- INSTRUCTIONS TO FOLLOW
Restate each of the lines given below, word for word.
- - -
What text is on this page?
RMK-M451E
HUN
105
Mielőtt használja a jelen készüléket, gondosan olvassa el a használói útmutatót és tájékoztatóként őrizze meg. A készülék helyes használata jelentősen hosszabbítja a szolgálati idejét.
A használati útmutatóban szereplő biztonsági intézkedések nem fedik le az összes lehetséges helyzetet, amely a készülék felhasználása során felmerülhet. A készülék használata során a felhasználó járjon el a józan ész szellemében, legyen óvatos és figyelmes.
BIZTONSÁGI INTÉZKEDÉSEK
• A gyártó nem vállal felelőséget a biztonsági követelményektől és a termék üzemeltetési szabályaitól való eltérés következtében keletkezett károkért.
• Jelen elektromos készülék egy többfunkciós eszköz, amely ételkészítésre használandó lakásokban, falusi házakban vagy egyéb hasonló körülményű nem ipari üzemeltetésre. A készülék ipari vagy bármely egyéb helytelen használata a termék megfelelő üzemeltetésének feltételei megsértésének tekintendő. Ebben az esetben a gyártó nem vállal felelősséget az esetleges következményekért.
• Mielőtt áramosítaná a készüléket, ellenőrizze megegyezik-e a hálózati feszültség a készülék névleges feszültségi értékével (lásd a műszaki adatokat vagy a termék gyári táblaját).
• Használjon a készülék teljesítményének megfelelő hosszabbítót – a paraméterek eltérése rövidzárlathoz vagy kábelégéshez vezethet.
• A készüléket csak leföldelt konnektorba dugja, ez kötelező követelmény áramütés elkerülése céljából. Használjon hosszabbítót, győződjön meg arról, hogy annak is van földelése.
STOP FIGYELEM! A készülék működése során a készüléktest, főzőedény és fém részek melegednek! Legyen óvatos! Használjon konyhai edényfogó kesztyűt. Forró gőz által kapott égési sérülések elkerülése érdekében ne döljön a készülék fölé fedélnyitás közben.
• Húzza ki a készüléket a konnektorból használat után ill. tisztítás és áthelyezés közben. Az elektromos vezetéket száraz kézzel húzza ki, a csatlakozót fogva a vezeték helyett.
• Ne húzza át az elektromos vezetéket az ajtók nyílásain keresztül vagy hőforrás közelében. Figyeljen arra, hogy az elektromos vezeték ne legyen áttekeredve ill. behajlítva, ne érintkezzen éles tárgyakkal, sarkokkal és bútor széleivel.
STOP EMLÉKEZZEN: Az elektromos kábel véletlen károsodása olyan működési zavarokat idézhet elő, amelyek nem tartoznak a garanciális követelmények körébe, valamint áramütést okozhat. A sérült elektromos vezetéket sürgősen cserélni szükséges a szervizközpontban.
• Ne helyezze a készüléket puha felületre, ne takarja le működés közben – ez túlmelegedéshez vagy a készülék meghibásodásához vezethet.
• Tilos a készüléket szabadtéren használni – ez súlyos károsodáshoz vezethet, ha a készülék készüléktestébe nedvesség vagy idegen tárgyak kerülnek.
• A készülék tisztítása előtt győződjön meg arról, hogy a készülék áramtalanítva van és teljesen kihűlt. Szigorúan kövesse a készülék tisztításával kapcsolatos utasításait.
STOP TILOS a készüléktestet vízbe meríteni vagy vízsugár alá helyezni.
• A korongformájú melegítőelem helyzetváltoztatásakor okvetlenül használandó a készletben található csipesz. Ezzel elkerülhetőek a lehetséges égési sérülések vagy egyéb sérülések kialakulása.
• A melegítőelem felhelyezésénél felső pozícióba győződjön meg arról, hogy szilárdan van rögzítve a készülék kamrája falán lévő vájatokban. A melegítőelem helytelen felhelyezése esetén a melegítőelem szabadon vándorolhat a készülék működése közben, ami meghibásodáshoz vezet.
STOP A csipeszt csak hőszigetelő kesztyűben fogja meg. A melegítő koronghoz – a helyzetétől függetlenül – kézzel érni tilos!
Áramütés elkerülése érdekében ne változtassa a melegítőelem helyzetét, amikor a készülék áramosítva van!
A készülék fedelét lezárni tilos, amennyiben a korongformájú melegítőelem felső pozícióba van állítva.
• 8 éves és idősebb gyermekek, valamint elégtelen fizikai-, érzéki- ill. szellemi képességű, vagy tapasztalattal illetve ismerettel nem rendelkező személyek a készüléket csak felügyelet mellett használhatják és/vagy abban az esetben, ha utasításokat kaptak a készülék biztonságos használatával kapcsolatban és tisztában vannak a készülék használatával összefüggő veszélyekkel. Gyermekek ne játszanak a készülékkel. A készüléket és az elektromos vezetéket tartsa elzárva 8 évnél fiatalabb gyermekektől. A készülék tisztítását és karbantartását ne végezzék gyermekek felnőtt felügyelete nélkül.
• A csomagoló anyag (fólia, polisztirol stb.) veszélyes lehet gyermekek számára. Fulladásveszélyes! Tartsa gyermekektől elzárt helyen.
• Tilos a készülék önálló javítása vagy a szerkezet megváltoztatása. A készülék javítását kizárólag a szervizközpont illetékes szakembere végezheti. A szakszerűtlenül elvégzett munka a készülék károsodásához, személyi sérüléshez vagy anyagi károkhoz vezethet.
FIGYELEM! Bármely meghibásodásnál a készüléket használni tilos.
- - -
- ANSWER
What text is on this page?
RMK-M451E
HUN
105
Mielőtt használja a jelen készüléket, gondosan olvassa el a használói útmutatót és tájékoztatóként őrizze meg. A készülék helyes használata jelentősen hosszabbítja a szolgálati idejét.
A használati útmutatóban szereplő biztonsági intézkedések nem fedik le az összes lehetséges helyzetet, amely a készülék felhasználása során felmerülhet. A készülék használata során a felhasználó járjon el a józan ész szellemében, legyen óvatos és figyelmes.
BIZTONSÁGI INTÉZKEDÉSEK
• A gyártó nem vállal felelőséget a biztonsági követelményektől és a termék üzemeltetési szabályaitól való eltérés következtében keletkezett károkért.
• Jelen elektromos készülék egy többfunkciós eszköz, amely ételkészítésre használandó lakásokban, falusi házakban vagy egyéb hasonló körülményű nem ipari üzemeltetésre. A készülék ipari vagy bármely egyéb helytelen használata a termék megfelelő üzemeltetésének feltételei megsértésének tekintendő. Ebben az esetben a gyártó nem vállal felelősséget az esetleges következményekért.
• Mielőtt áramosítaná a készüléket, ellenőrizze megegyezik-e a hálózati feszültség a készülék névleges feszültségi értékével (lásd a műszaki adatokat vagy a termék gyári táblaját).
• Használjon a készülék teljesítményének megfelelő hosszabbítót – a paraméterek eltérése rövidzárlathoz vagy kábelégéshez vezethet.
• A készüléket csak leföldelt konnektorba dugja, ez kötelező követelmény áramütés elkerülése céljából. Használjon hosszabbítót, győződjön meg arról, hogy annak is van földelése.
STOP FIGYELEM! A készülék működése során a készüléktest, főzőedény és fém részek melegednek! Legyen óvatos! Használjon konyhai edényfogó kesztyűt. Forró gőz által kapott égési sérülések elkerülése érdekében ne döljön a készülék fölé fedélnyitás közben.
• Húzza ki a készüléket a konnektorból használat után ill. tisztítás és áthelyezés közben. Az elektromos vezetéket száraz kézzel húzza ki, a csatlakozót fogva a vezeték helyett.
• Ne húzza át az elektromos vezetéket az ajtók nyílásain keresztül vagy hőforrás közelében. Figyeljen arra, hogy az elektromos vezeték ne legyen áttekeredve ill. behajlítva, ne érintkezzen éles tárgyakkal, sarkokkal és bútor széleivel.
STOP EMLÉKEZZEN: Az elektromos kábel véletlen károsodása olyan működési zavarokat idézhet elő, amelyek nem tartoznak a garanciális követelmények körébe, valamint áramütést okozhat. A sérült elektromos vezetéket sürgősen cserélni szükséges a szervizközpontban.
• Ne helyezze a készüléket puha felületre, ne takarja le működés közben – ez túlmelegedéshez vagy a készülék meghibásodásához vezethet.
• Tilos a készüléket szabadtéren használni – ez súlyos károsodáshoz vezethet, ha a készülék készüléktestébe nedvesség vagy idegen tárgyak kerülnek.
• A készülék tisztítása előtt győződjön meg arról, hogy a készülék áramtalanítva van és teljesen kihűlt. Szigorúan kövesse a készülék tisztításával kapcsolatos utasításait.
STOP TILOS a készüléktestet vízbe meríteni vagy vízsugár alá helyezni.
• A korongformájú melegítőelem helyzetváltoztatásakor okvetlenül használandó a készletben található csipesz. Ezzel elkerülhetőek a lehetséges égési sérülések vagy egyéb sérülések kialakulása.
• A melegítőelem felhelyezésénél felső pozícióba győződjön meg arról, hogy szilárdan van rögzítve a készülék kamrája falán lévő vájatokban. A melegítőelem helytelen felhelyezése esetén a melegítőelem szabadon vándorolhat a készülék működése közben, ami meghibásodáshoz vezet.
STOP A csipeszt csak hőszigetelő kesztyűben fogja meg. A melegítő koronghoz – a helyzetétől függetlenül – kézzel érni tilos!
Áramütés elkerülése érdekében ne változtassa a melegítőelem helyzetét, amikor a készülék áramosítva van!
A készülék fedelét lezárni tilos, amennyiben a korongformájú melegítőelem felső pozícióba van állítva.
• 8 éves és idősebb gyermekek, valamint elégtelen fizikai-, érzéki- ill. szellemi képességű, vagy tapasztalattal illetve ismerettel nem rendelkező személyek a készüléket csak felügyelet mellett használhatják és/vagy abban az esetben, ha utasításokat kaptak a készülék biztonságos használatával kapcsolatban és tisztában vannak a készülék használatával összefüggő veszélyekkel. Gyermekek ne játszanak a készülékkel. A készüléket és az elektromos vezetéket tartsa elzárva 8 évnél fiatalabb gyermekektől. A készülék tisztítását és karbantartását ne végezzék gyermekek felnőtt felügyelete nélkül.
• A csomagoló anyag (fólia, polisztirol stb.) veszélyes lehet gyermekek számára. Fulladásveszélyes! Tartsa gyermekektől elzárt helyen.
• Tilos a készülék önálló javítása vagy a szerkezet megváltoztatása. A készülék javítását kizárólag a szervizközpont illetékes szakembere végezheti. A szakszerűtlenül elvégzett munka a készülék károsodásához, személyi sérüléshez vagy anyagi károkhoz vezethet.
FIGYELEM! Bármely meghibásodásnál a készüléket használni tilos.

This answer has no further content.